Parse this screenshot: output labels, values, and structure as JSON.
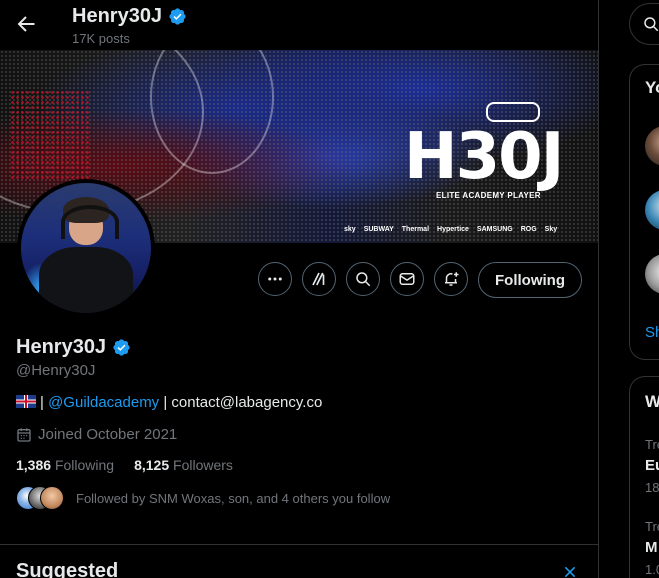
{
  "header": {
    "name": "Henry30J",
    "posts": "17K posts"
  },
  "banner": {
    "logo": "GUILD",
    "title": "H30J",
    "subtitle": "ELITE ACADEMY PLAYER",
    "sponsors": [
      "sky",
      "SUBWAY",
      "Thermal",
      "Hypertice",
      "SAMSUNG",
      "ROG",
      "Sky"
    ]
  },
  "actions": {
    "follow_label": "Following"
  },
  "profile": {
    "name": "Henry30J",
    "handle": "@Henry30J",
    "bio_link": "@Guildacademy",
    "bio_sep": "|",
    "bio_contact": "| contact@labagency.co",
    "joined": "Joined October 2021",
    "following_count": "1,386",
    "following_label": "Following",
    "followers_count": "8,125",
    "followers_label": "Followers",
    "followed_by": "Followed by SNM Woxas, son, and 4 others you follow"
  },
  "suggested": {
    "title": "Suggested"
  },
  "right": {
    "card1_title": "Yo",
    "card1_link": "Sh",
    "card2_title": "W",
    "trend1_meta": "Tre",
    "trend1_name": "Eu",
    "trend1_count": "18",
    "trend2_meta": "Tre",
    "trend2_name": "M",
    "trend2_count": "1.0"
  },
  "colors": {
    "accent": "#1d9bf0",
    "muted": "#71767b",
    "border": "#2f3336",
    "verified": "#1d9bf0"
  }
}
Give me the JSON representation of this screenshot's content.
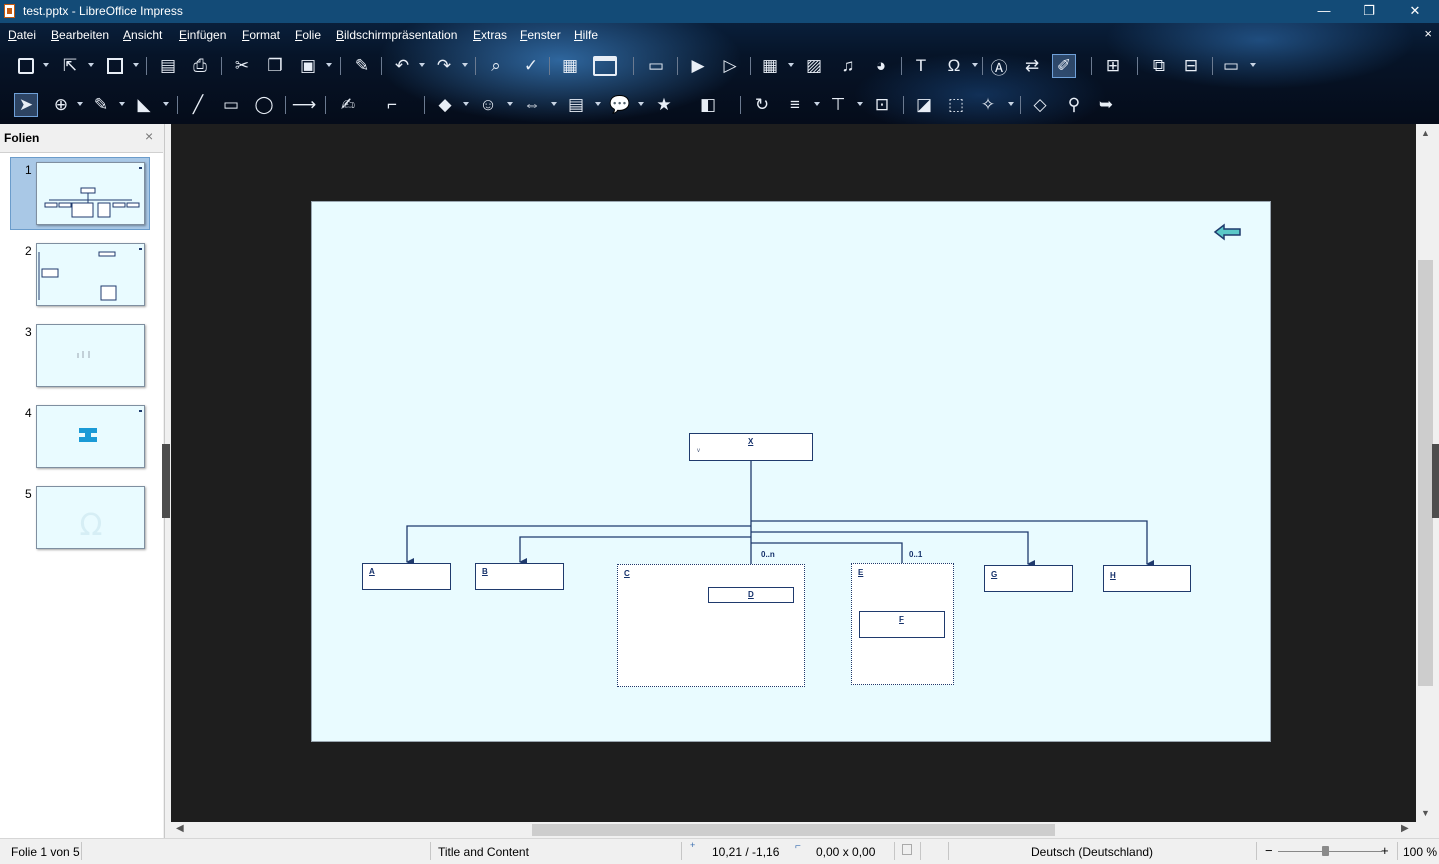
{
  "window": {
    "title": "test.pptx - LibreOffice Impress",
    "minimize": "—",
    "maximize": "❐",
    "close": "✕"
  },
  "menu": {
    "items": [
      "Datei",
      "Bearbeiten",
      "Ansicht",
      "Einfügen",
      "Format",
      "Folie",
      "Bildschirmpräsentation",
      "Extras",
      "Fenster",
      "Hilfe"
    ],
    "close_doc": "×"
  },
  "slide_pane": {
    "title": "Folien",
    "close": "×",
    "slides": [
      {
        "number": "1",
        "selected": true
      },
      {
        "number": "2"
      },
      {
        "number": "3"
      },
      {
        "number": "4"
      },
      {
        "number": "5"
      }
    ]
  },
  "diagram": {
    "boxes": [
      {
        "id": "X",
        "label": "X",
        "sub": "v"
      },
      {
        "id": "A",
        "label": "A"
      },
      {
        "id": "B",
        "label": "B"
      },
      {
        "id": "C",
        "label": "C"
      },
      {
        "id": "D",
        "label": "D"
      },
      {
        "id": "E",
        "label": "E"
      },
      {
        "id": "F",
        "label": "F"
      },
      {
        "id": "G",
        "label": "G"
      },
      {
        "id": "H",
        "label": "H"
      }
    ],
    "multiplicities": [
      "0..n",
      "0..1"
    ]
  },
  "status": {
    "slide": "Folie 1 von 5",
    "layout": "Title and Content",
    "position": "10,21 / -1,16",
    "size": "0,00 x 0,00",
    "language": "Deutsch (Deutschland)",
    "zoom": "100 %",
    "zoom_minus": "−",
    "zoom_plus": "+"
  },
  "colors": {
    "slide_background": "#e9fbff",
    "diagram_line": "#1f3a6d",
    "workspace": "#1e1e1e",
    "titlebar": "#134b77"
  }
}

+ + + + + + +

Examine the entries and report how many of their lines contain the string "JSON", giving no more than the number.

2